-- Brief --
Set each record down exactly, excluding all images.
### Data for this exercise ###
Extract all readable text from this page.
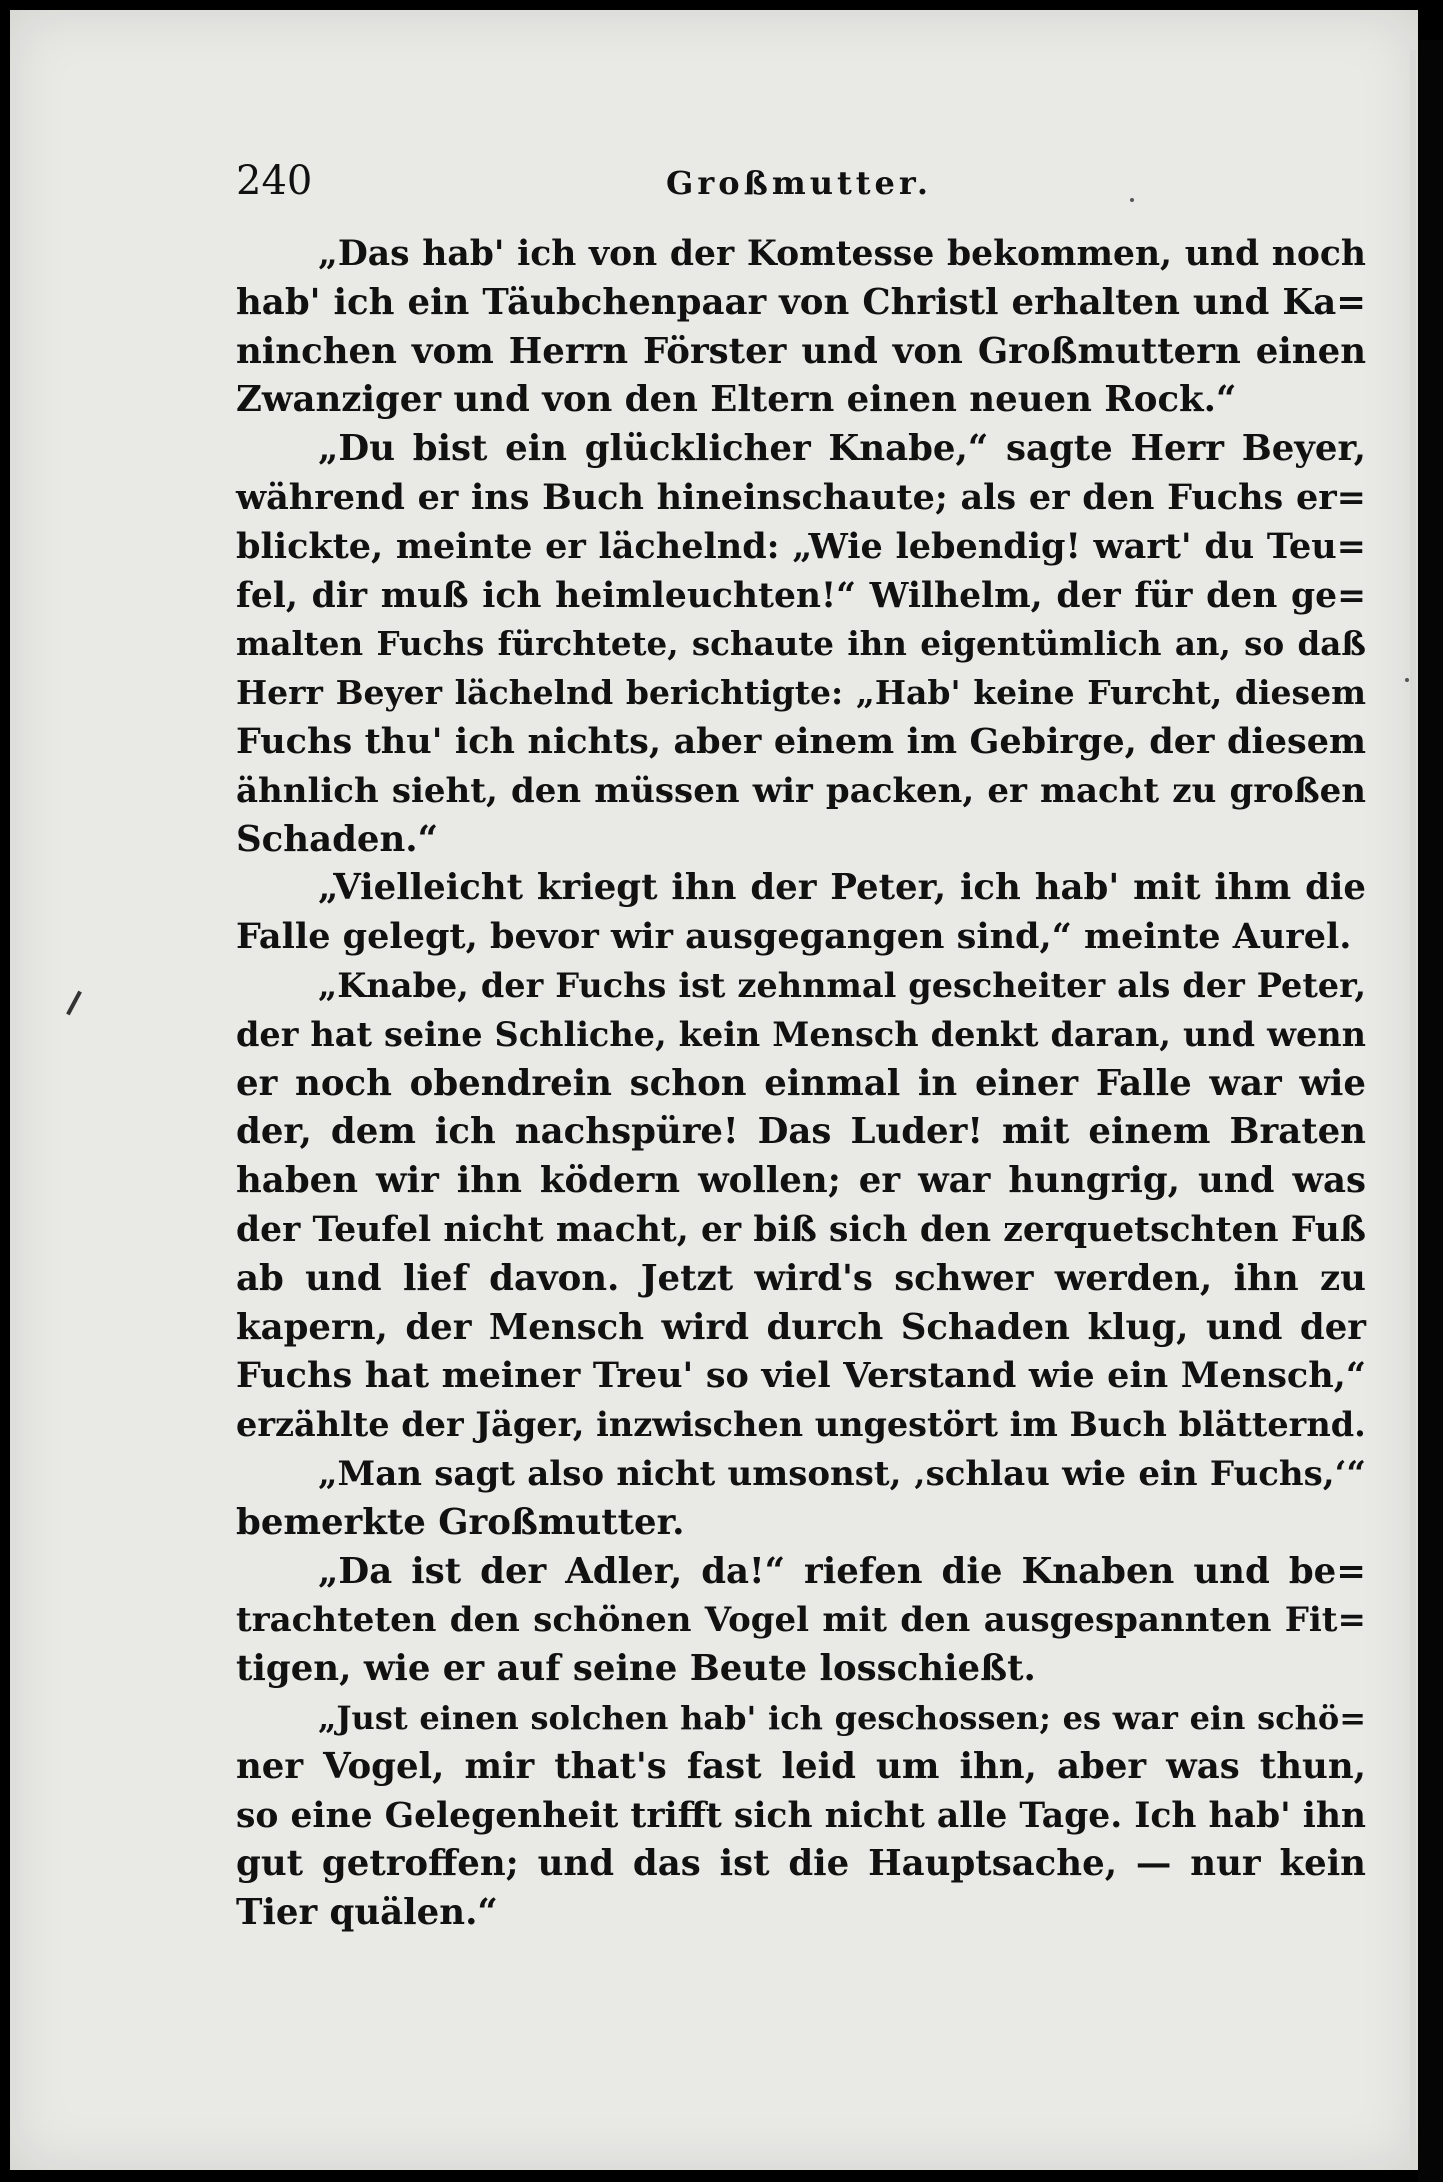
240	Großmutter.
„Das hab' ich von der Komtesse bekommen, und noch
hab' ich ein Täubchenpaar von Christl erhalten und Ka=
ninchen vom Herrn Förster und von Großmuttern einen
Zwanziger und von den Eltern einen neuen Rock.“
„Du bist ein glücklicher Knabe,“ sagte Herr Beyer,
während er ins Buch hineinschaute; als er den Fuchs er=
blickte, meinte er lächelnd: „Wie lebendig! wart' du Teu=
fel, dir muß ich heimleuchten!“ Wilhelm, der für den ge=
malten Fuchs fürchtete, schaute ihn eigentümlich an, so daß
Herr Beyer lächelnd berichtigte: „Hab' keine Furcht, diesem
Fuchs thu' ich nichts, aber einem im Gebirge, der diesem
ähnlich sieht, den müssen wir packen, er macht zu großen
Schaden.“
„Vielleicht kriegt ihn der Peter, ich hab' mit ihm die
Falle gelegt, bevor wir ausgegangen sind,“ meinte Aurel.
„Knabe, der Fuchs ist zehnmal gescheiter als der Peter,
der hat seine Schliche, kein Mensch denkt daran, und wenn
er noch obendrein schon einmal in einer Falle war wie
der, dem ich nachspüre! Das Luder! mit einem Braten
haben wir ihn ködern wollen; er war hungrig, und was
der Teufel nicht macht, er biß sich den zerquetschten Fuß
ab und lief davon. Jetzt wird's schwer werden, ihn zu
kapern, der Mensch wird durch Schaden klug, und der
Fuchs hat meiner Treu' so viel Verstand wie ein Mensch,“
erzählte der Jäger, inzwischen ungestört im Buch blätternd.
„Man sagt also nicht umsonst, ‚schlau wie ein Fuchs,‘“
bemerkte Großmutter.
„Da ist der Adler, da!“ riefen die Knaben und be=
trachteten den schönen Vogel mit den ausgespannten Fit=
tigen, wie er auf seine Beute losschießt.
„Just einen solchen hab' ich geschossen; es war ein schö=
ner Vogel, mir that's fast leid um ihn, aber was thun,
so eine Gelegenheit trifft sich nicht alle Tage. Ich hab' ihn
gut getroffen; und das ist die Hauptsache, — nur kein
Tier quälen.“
###
-- Written solution --
Extract all readable text from this page.
240	Großmutter.
„Das hab' ich von der Komtesse bekommen, und noch
hab' ich ein Täubchenpaar von Christl erhalten und Ka=
ninchen vom Herrn Förster und von Großmuttern einen
Zwanziger und von den Eltern einen neuen Rock.“
„Du bist ein glücklicher Knabe,“ sagte Herr Beyer,
während er ins Buch hineinschaute; als er den Fuchs er=
blickte, meinte er lächelnd: „Wie lebendig! wart' du Teu=
fel, dir muß ich heimleuchten!“ Wilhelm, der für den ge=
malten Fuchs fürchtete, schaute ihn eigentümlich an, so daß
Herr Beyer lächelnd berichtigte: „Hab' keine Furcht, diesem
Fuchs thu' ich nichts, aber einem im Gebirge, der diesem
ähnlich sieht, den müssen wir packen, er macht zu großen
Schaden.“
„Vielleicht kriegt ihn der Peter, ich hab' mit ihm die
Falle gelegt, bevor wir ausgegangen sind,“ meinte Aurel.
„Knabe, der Fuchs ist zehnmal gescheiter als der Peter,
der hat seine Schliche, kein Mensch denkt daran, und wenn
er noch obendrein schon einmal in einer Falle war wie
der, dem ich nachspüre! Das Luder! mit einem Braten
haben wir ihn ködern wollen; er war hungrig, und was
der Teufel nicht macht, er biß sich den zerquetschten Fuß
ab und lief davon. Jetzt wird's schwer werden, ihn zu
kapern, der Mensch wird durch Schaden klug, und der
Fuchs hat meiner Treu' so viel Verstand wie ein Mensch,“
erzählte der Jäger, inzwischen ungestört im Buch blätternd.
„Man sagt also nicht umsonst, ‚schlau wie ein Fuchs,‘“
bemerkte Großmutter.
„Da ist der Adler, da!“ riefen die Knaben und be=
trachteten den schönen Vogel mit den ausgespannten Fit=
tigen, wie er auf seine Beute losschießt.
„Just einen solchen hab' ich geschossen; es war ein schö=
ner Vogel, mir that's fast leid um ihn, aber was thun,
so eine Gelegenheit trifft sich nicht alle Tage. Ich hab' ihn
gut getroffen; und das ist die Hauptsache, — nur kein
Tier quälen.“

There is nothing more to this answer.